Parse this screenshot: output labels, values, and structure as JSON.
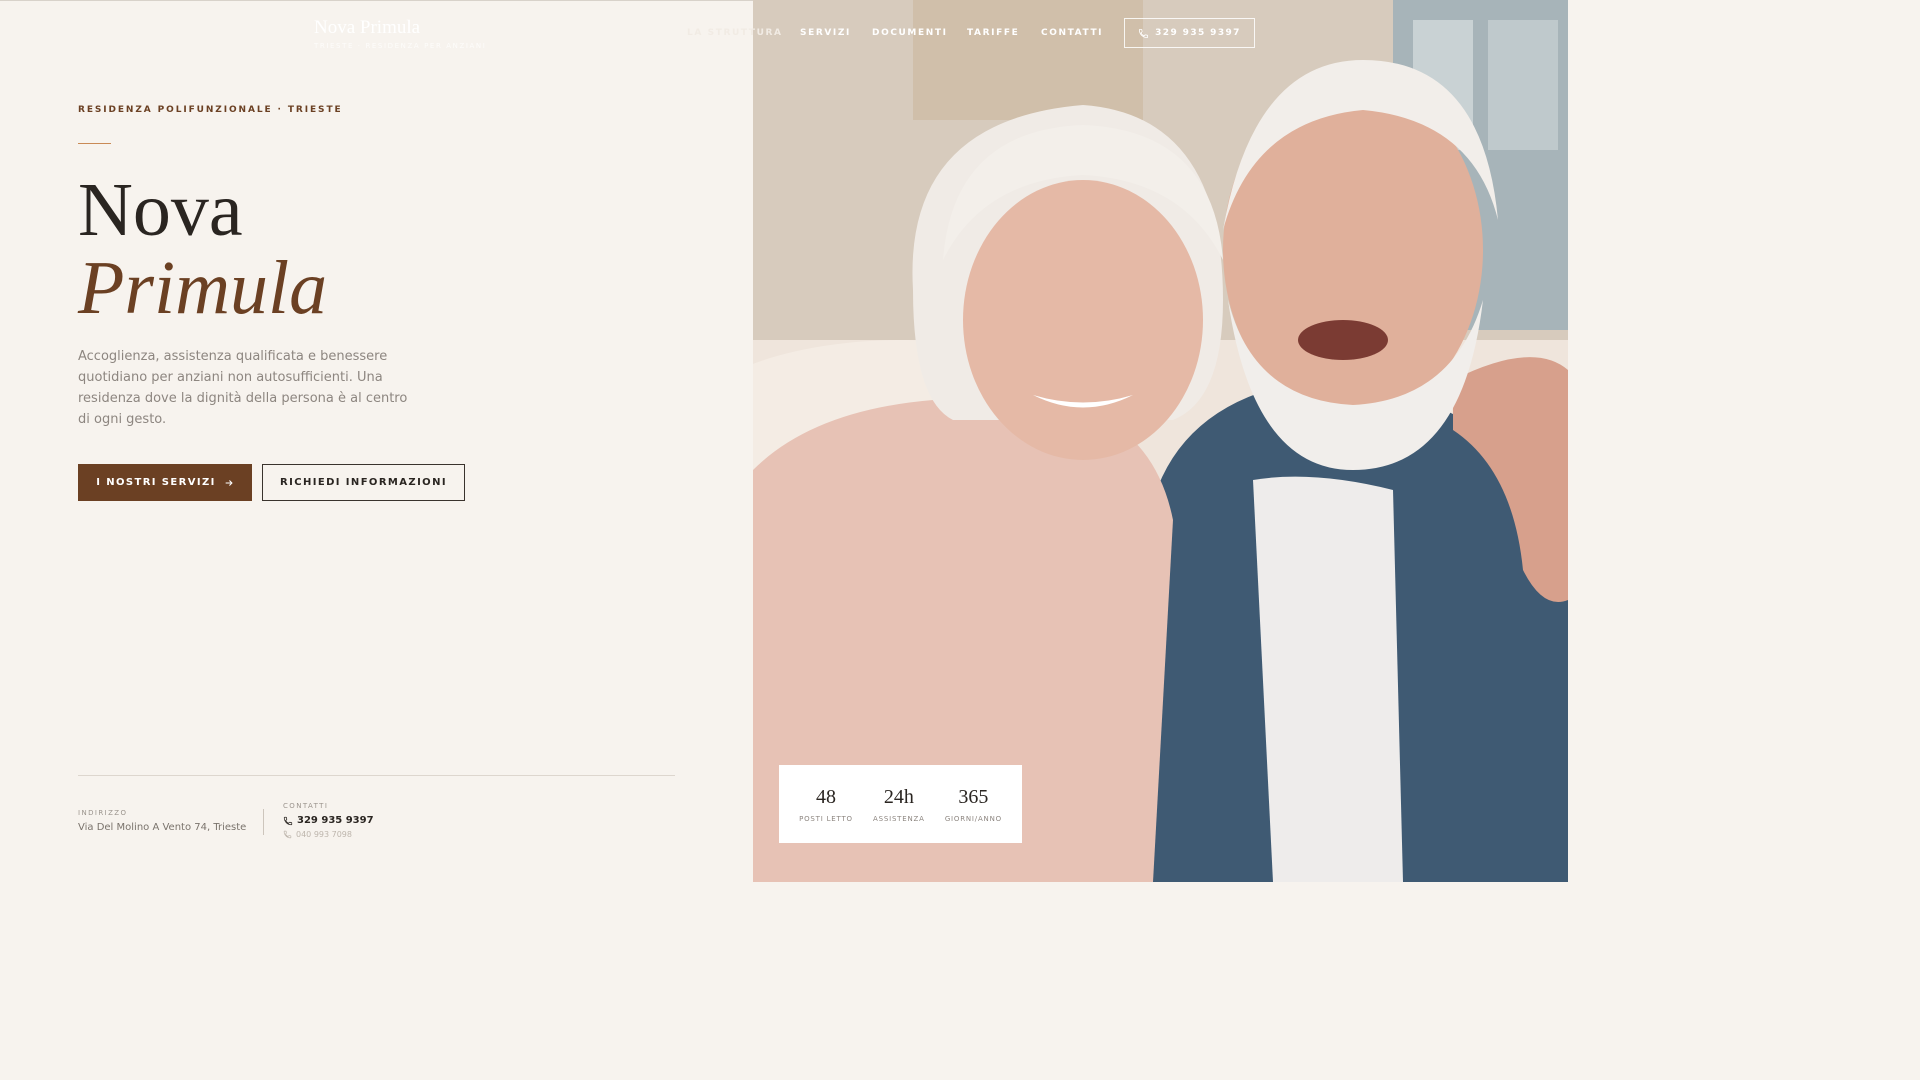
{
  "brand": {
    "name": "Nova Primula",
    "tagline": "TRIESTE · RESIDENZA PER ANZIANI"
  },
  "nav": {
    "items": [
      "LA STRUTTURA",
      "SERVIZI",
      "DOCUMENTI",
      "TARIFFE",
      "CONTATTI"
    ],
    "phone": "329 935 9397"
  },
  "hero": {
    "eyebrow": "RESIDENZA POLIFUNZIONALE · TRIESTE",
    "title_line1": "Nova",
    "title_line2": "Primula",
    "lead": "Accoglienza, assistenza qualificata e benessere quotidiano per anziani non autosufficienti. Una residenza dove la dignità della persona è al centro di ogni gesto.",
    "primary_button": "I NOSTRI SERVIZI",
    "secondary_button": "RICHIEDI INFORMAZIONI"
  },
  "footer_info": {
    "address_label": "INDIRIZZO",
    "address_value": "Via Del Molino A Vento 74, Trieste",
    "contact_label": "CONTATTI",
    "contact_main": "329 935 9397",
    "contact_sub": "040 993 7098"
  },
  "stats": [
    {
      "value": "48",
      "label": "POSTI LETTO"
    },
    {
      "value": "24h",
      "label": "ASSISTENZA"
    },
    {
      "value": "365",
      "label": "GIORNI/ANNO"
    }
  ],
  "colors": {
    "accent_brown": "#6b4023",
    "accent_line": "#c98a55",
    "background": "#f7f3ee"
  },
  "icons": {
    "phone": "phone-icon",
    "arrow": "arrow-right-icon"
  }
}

◆ ◆ ◆ ◆

Written exercise:
Leave out the pictures and copy every record above exactly.

Full answer:
Parse this screenshot: output labels, values, and structure as JSON.
{
  "brand": {
    "name": "Nova Primula",
    "tagline": "TRIESTE · RESIDENZA PER ANZIANI"
  },
  "nav": {
    "items": [
      "LA STRUTTURA",
      "SERVIZI",
      "DOCUMENTI",
      "TARIFFE",
      "CONTATTI"
    ],
    "phone": "329 935 9397"
  },
  "hero": {
    "eyebrow": "RESIDENZA POLIFUNZIONALE · TRIESTE",
    "title_line1": "Nova",
    "title_line2": "Primula",
    "lead": "Accoglienza, assistenza qualificata e benessere quotidiano per anziani non autosufficienti. Una residenza dove la dignità della persona è al centro di ogni gesto.",
    "primary_button": "I NOSTRI SERVIZI",
    "secondary_button": "RICHIEDI INFORMAZIONI"
  },
  "footer_info": {
    "address_label": "INDIRIZZO",
    "address_value": "Via Del Molino A Vento 74, Trieste",
    "contact_label": "CONTATTI",
    "contact_main": "329 935 9397",
    "contact_sub": "040 993 7098"
  },
  "stats": [
    {
      "value": "48",
      "label": "POSTI LETTO"
    },
    {
      "value": "24h",
      "label": "ASSISTENZA"
    },
    {
      "value": "365",
      "label": "GIORNI/ANNO"
    }
  ],
  "colors": {
    "accent_brown": "#6b4023",
    "accent_line": "#c98a55",
    "background": "#f7f3ee"
  },
  "icons": {
    "phone": "phone-icon",
    "arrow": "arrow-right-icon"
  }
}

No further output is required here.